- _What the exercise asks_:
Quote all of the data below exactly, please.

- _Listed records_:
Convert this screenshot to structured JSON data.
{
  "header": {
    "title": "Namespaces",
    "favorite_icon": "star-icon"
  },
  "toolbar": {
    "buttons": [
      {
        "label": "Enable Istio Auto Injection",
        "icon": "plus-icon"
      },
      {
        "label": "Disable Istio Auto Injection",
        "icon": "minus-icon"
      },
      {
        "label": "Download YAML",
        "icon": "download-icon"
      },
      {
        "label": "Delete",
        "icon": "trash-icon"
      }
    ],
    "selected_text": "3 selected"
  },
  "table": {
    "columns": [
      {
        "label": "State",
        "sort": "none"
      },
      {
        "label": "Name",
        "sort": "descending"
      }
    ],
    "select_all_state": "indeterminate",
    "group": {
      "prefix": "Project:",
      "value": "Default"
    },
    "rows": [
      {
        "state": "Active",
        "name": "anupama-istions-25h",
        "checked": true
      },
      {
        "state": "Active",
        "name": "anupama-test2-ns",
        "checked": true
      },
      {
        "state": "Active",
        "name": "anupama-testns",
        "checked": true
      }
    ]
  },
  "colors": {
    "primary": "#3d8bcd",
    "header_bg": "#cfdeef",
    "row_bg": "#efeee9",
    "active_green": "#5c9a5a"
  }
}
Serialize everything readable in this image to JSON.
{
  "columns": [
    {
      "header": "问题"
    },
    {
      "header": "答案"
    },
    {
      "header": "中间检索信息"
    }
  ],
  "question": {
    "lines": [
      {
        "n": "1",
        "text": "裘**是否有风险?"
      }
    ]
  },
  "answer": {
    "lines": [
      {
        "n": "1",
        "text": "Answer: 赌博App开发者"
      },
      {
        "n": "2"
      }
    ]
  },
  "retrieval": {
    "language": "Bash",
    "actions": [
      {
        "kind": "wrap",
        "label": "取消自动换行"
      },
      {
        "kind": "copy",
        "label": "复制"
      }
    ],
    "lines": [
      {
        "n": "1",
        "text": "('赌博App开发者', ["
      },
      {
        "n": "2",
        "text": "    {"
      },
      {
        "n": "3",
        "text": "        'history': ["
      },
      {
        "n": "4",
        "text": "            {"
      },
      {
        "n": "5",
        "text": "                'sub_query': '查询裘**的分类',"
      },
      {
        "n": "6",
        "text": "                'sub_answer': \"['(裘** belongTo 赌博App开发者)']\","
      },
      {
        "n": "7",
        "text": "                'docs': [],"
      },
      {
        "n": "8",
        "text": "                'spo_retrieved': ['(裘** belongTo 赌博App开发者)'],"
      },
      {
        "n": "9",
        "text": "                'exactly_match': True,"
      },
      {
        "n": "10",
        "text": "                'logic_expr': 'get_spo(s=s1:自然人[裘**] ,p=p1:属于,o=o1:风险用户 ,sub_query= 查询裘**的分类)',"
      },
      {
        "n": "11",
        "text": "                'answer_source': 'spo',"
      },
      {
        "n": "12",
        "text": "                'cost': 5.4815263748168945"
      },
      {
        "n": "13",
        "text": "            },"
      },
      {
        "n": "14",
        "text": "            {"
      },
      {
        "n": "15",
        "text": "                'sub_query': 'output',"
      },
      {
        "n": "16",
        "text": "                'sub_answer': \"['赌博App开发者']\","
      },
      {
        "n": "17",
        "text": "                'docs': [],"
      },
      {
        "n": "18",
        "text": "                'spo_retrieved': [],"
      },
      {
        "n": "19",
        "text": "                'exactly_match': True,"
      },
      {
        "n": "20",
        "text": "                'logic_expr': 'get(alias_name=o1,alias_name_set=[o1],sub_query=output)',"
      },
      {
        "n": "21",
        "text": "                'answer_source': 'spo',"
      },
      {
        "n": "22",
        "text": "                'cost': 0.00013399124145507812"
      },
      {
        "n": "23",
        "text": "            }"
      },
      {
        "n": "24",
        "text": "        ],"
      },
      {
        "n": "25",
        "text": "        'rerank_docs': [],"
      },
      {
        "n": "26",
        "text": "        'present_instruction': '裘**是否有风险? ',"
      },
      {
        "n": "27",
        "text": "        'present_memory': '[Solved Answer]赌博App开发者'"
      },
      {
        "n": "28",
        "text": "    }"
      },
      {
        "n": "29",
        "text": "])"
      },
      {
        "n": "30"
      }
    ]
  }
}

- _Expected output_:
Convert this screenshot to structured JSON data.
{
  "header": {
    "title": "Namespaces",
    "favorite_icon": "star-icon"
  },
  "toolbar": {
    "buttons": [
      {
        "label": "Enable Istio Auto Injection",
        "icon": "plus-icon"
      },
      {
        "label": "Disable Istio Auto Injection",
        "icon": "minus-icon"
      },
      {
        "label": "Download YAML",
        "icon": "download-icon"
      },
      {
        "label": "Delete",
        "icon": "trash-icon"
      }
    ],
    "selected_text": "3 selected"
  },
  "table": {
    "columns": [
      {
        "label": "State",
        "sort": "none"
      },
      {
        "label": "Name",
        "sort": "descending"
      }
    ],
    "select_all_state": "indeterminate",
    "group": {
      "prefix": "Project:",
      "value": "Default"
    },
    "rows": [
      {
        "state": "Active",
        "name": "anupama-istions-25h",
        "checked": true
      },
      {
        "state": "Active",
        "name": "anupama-test2-ns",
        "checked": true
      },
      {
        "state": "Active",
        "name": "anupama-testns",
        "checked": true
      }
    ]
  },
  "colors": {
    "primary": "#3d8bcd",
    "header_bg": "#cfdeef",
    "row_bg": "#efeee9",
    "active_green": "#5c9a5a"
  }
}
Serialize everything readable in this image to JSON.
{
  "columns": [
    {
      "header": "问题"
    },
    {
      "header": "答案"
    },
    {
      "header": "中间检索信息"
    }
  ],
  "question": {
    "lines": [
      {
        "n": "1",
        "text": "裘**是否有风险?"
      }
    ]
  },
  "answer": {
    "lines": [
      {
        "n": "1",
        "text": "Answer: 赌博App开发者"
      },
      {
        "n": "2"
      }
    ]
  },
  "retrieval": {
    "language": "Bash",
    "actions": [
      {
        "kind": "wrap",
        "label": "取消自动换行"
      },
      {
        "kind": "copy",
        "label": "复制"
      }
    ],
    "lines": [
      {
        "n": "1",
        "text": "('赌博App开发者', ["
      },
      {
        "n": "2",
        "text": "    {"
      },
      {
        "n": "3",
        "text": "        'history': ["
      },
      {
        "n": "4",
        "text": "            {"
      },
      {
        "n": "5",
        "text": "                'sub_query': '查询裘**的分类',"
      },
      {
        "n": "6",
        "text": "                'sub_answer': \"['(裘** belongTo 赌博App开发者)']\","
      },
      {
        "n": "7",
        "text": "                'docs': [],"
      },
      {
        "n": "8",
        "text": "                'spo_retrieved': ['(裘** belongTo 赌博App开发者)'],"
      },
      {
        "n": "9",
        "text": "                'exactly_match': True,"
      },
      {
        "n": "10",
        "text": "                'logic_expr': 'get_spo(s=s1:自然人[裘**] ,p=p1:属于,o=o1:风险用户 ,sub_query= 查询裘**的分类)',"
      },
      {
        "n": "11",
        "text": "                'answer_source': 'spo',"
      },
      {
        "n": "12",
        "text": "                'cost': 5.4815263748168945"
      },
      {
        "n": "13",
        "text": "            },"
      },
      {
        "n": "14",
        "text": "            {"
      },
      {
        "n": "15",
        "text": "                'sub_query': 'output',"
      },
      {
        "n": "16",
        "text": "                'sub_answer': \"['赌博App开发者']\","
      },
      {
        "n": "17",
        "text": "                'docs': [],"
      },
      {
        "n": "18",
        "text": "                'spo_retrieved': [],"
      },
      {
        "n": "19",
        "text": "                'exactly_match': True,"
      },
      {
        "n": "20",
        "text": "                'logic_expr': 'get(alias_name=o1,alias_name_set=[o1],sub_query=output)',"
      },
      {
        "n": "21",
        "text": "                'answer_source': 'spo',"
      },
      {
        "n": "22",
        "text": "                'cost': 0.00013399124145507812"
      },
      {
        "n": "23",
        "text": "            }"
      },
      {
        "n": "24",
        "text": "        ],"
      },
      {
        "n": "25",
        "text": "        'rerank_docs': [],"
      },
      {
        "n": "26",
        "text": "        'present_instruction': '裘**是否有风险? ',"
      },
      {
        "n": "27",
        "text": "        'present_memory': '[Solved Answer]赌博App开发者'"
      },
      {
        "n": "28",
        "text": "    }"
      },
      {
        "n": "29",
        "text": "])"
      },
      {
        "n": "30"
      }
    ]
  }
}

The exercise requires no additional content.